▸ **Instructions to follow**:
Below is a set of records; print all of them exactly as written.

···

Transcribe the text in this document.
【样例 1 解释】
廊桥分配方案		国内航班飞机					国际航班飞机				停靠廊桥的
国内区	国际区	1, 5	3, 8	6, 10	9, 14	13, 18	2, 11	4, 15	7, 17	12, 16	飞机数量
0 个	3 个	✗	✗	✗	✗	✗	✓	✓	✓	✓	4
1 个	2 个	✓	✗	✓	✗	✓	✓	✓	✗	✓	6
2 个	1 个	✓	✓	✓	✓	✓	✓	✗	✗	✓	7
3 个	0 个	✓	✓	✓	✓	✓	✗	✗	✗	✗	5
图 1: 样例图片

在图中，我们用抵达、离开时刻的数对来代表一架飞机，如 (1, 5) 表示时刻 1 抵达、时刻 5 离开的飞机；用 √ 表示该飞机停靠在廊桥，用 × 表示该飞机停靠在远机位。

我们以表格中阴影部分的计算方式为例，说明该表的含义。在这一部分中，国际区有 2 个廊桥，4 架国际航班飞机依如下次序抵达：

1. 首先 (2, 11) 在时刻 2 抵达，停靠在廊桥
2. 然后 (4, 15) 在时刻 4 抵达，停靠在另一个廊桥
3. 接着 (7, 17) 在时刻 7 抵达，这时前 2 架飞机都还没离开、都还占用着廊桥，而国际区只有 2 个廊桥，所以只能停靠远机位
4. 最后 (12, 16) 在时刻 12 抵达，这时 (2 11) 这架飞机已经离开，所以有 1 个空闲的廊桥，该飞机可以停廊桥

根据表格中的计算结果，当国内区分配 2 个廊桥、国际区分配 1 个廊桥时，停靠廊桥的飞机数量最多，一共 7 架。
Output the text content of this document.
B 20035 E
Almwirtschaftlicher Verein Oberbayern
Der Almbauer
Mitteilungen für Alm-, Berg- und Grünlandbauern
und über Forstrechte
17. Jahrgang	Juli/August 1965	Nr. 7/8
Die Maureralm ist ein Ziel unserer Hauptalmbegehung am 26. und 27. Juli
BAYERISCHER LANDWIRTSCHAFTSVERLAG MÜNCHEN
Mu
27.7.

···

▸ **Result below**:
Transcribe the text in this document.
【样例 1 解释】
廊桥分配方案		国内航班飞机					国际航班飞机				停靠廊桥的
国内区	国际区	1, 5	3, 8	6, 10	9, 14	13, 18	2, 11	4, 15	7, 17	12, 16	飞机数量
0 个	3 个	✗	✗	✗	✗	✗	✓	✓	✓	✓	4
1 个	2 个	✓	✗	✓	✗	✓	✓	✓	✗	✓	6
2 个	1 个	✓	✓	✓	✓	✓	✓	✗	✗	✓	7
3 个	0 个	✓	✓	✓	✓	✓	✗	✗	✗	✗	5
图 1: 样例图片

在图中，我们用抵达、离开时刻的数对来代表一架飞机，如 (1, 5) 表示时刻 1 抵达、时刻 5 离开的飞机；用 √ 表示该飞机停靠在廊桥，用 × 表示该飞机停靠在远机位。

我们以表格中阴影部分的计算方式为例，说明该表的含义。在这一部分中，国际区有 2 个廊桥，4 架国际航班飞机依如下次序抵达：

1. 首先 (2, 11) 在时刻 2 抵达，停靠在廊桥
2. 然后 (4, 15) 在时刻 4 抵达，停靠在另一个廊桥
3. 接着 (7, 17) 在时刻 7 抵达，这时前 2 架飞机都还没离开、都还占用着廊桥，而国际区只有 2 个廊桥，所以只能停靠远机位
4. 最后 (12, 16) 在时刻 12 抵达，这时 (2 11) 这架飞机已经离开，所以有 1 个空闲的廊桥，该飞机可以停廊桥

根据表格中的计算结果，当国内区分配 2 个廊桥、国际区分配 1 个廊桥时，停靠廊桥的飞机数量最多，一共 7 架。
Output the text content of this document.
B 20035 E
Almwirtschaftlicher Verein Oberbayern
Der Almbauer
Mitteilungen für Alm-, Berg- und Grünlandbauern
und über Forstrechte
17. Jahrgang	Juli/August 1965	Nr. 7/8
Die Maureralm ist ein Ziel unserer Hauptalmbegehung am 26. und 27. Juli
BAYERISCHER LANDWIRTSCHAFTSVERLAG MÜNCHEN
Mu
27.7.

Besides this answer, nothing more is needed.